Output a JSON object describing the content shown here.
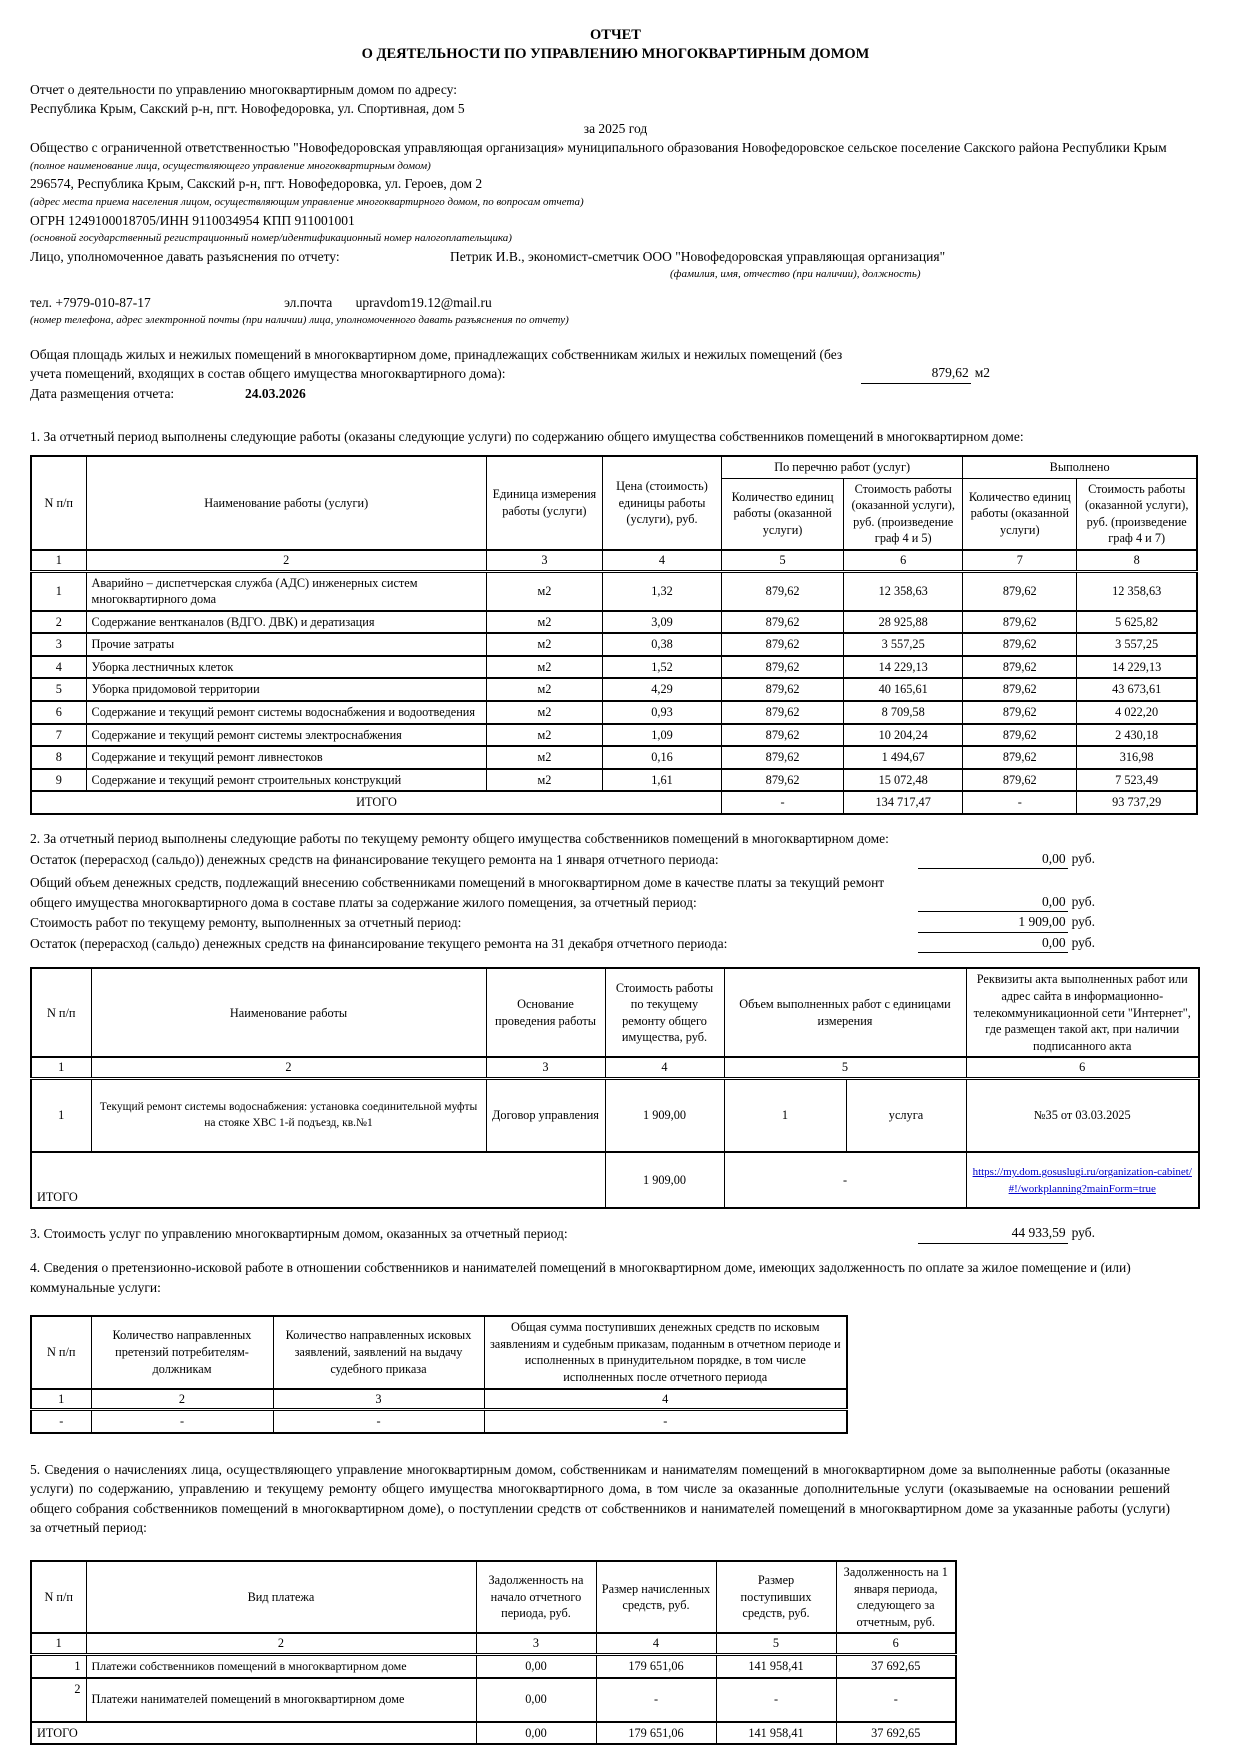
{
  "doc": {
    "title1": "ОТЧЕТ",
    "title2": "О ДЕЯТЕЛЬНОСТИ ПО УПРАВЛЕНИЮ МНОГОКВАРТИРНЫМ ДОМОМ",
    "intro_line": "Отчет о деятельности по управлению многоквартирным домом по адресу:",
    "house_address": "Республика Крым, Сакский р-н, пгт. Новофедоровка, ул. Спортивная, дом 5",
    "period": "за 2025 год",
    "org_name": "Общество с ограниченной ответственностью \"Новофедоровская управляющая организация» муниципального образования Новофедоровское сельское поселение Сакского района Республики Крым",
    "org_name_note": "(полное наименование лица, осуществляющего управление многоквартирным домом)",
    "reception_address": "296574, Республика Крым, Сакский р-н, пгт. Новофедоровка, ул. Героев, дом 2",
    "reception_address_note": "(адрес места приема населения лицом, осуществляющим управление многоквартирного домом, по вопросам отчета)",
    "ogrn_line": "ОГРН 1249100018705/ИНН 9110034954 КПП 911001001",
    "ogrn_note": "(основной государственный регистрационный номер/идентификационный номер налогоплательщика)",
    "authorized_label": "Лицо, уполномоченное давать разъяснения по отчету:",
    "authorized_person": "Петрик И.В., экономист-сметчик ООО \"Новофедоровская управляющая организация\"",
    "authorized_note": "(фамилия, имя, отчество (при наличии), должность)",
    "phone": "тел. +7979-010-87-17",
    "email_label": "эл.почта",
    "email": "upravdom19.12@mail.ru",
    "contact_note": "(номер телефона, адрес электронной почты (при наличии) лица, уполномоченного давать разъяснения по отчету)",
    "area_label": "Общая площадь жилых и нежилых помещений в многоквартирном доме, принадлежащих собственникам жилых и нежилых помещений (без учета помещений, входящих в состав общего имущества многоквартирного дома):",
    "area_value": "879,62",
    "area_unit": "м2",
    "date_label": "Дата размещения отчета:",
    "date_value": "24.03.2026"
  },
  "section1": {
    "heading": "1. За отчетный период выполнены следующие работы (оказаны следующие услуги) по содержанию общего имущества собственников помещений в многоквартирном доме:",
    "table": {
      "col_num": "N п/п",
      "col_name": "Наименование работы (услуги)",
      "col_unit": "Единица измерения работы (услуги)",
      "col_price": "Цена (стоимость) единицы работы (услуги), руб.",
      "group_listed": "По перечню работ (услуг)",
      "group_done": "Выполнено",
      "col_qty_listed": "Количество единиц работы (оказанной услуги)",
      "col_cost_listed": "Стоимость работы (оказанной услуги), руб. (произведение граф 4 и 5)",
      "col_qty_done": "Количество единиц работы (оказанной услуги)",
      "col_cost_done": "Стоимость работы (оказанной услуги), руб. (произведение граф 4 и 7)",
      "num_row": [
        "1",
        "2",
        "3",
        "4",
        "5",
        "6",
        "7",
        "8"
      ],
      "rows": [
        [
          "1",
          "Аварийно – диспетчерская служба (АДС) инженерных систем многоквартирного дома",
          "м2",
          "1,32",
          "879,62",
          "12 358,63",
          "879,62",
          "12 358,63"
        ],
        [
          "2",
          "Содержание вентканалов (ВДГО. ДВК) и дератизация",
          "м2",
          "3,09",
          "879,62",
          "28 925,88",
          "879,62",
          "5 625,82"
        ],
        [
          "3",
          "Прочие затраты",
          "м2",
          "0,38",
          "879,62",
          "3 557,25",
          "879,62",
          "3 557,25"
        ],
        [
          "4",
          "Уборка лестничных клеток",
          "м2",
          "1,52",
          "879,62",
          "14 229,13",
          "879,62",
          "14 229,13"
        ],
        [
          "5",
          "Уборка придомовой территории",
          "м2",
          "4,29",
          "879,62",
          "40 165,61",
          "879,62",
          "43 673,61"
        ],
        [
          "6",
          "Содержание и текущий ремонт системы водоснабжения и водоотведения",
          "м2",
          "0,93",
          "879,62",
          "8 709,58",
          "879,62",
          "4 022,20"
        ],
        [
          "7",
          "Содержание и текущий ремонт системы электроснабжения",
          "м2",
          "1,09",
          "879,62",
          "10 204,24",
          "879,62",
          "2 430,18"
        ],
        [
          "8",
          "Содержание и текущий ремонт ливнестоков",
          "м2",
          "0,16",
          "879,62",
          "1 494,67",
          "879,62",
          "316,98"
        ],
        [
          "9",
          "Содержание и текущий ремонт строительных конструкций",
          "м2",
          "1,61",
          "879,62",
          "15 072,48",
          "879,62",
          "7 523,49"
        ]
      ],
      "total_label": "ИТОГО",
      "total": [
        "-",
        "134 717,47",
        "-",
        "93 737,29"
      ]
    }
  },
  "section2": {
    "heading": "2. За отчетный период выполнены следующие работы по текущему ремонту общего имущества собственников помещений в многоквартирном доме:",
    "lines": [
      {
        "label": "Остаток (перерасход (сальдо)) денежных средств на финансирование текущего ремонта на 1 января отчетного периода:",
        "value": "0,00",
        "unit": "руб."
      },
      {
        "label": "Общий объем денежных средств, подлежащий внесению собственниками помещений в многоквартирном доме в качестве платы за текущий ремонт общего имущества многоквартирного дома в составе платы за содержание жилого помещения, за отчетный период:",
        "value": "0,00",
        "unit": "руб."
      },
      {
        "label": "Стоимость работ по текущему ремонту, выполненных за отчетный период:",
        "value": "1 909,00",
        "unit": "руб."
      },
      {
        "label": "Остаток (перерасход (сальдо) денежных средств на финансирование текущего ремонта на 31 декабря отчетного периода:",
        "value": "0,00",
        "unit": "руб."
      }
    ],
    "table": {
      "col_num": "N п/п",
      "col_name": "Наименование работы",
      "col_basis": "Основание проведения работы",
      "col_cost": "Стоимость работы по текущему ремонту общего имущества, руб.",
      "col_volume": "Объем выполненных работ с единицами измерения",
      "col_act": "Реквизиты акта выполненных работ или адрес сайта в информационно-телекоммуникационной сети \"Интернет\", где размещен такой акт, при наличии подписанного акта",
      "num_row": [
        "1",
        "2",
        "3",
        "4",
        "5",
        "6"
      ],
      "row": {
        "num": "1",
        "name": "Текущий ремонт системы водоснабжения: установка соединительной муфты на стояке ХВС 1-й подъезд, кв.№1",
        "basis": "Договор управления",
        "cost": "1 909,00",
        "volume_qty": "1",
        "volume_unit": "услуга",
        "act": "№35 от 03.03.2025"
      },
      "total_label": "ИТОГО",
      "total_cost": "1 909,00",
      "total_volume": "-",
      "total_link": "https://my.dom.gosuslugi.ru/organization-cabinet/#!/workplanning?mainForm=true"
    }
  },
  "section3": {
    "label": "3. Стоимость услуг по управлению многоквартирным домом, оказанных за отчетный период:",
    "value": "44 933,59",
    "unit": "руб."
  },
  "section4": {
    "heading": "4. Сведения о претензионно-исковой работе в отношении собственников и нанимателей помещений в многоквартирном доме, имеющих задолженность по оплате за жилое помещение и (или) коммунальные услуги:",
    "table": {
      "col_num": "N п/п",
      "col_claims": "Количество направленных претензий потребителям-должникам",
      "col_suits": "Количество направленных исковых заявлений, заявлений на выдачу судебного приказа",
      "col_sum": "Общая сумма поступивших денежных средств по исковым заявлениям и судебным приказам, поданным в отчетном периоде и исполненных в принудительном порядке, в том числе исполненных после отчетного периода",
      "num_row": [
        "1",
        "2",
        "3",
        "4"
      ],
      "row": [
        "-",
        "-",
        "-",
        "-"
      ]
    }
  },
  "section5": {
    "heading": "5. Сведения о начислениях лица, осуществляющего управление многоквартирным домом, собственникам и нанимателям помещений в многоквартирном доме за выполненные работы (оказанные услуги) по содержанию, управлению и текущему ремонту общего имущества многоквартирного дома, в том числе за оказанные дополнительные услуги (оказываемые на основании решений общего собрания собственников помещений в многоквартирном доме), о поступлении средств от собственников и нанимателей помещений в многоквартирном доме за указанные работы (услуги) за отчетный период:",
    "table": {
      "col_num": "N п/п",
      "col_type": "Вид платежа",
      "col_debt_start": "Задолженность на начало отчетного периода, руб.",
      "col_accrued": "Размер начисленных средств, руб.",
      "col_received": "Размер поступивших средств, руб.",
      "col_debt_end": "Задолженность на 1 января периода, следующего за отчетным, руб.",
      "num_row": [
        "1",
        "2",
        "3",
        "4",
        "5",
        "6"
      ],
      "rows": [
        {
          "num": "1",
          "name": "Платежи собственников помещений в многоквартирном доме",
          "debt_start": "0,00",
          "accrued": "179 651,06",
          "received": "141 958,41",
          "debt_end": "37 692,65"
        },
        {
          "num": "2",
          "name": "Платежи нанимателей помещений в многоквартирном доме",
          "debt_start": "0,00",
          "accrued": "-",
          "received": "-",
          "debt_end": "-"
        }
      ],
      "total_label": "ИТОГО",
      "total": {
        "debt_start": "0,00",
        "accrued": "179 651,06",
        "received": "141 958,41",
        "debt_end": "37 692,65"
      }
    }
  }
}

WHAT THE TASK REQUIRES:
From the data above, copy each line where the string "Сакский" appears.

COMPLETE ANSWER:
    "house_address": "Республика Крым, Сакский р-н, пгт. Новофедоровка, ул. Спортивная, дом 5",
    "reception_address": "296574, Республика Крым, Сакский р-н, пгт. Новофедоровка, ул. Героев, дом 2",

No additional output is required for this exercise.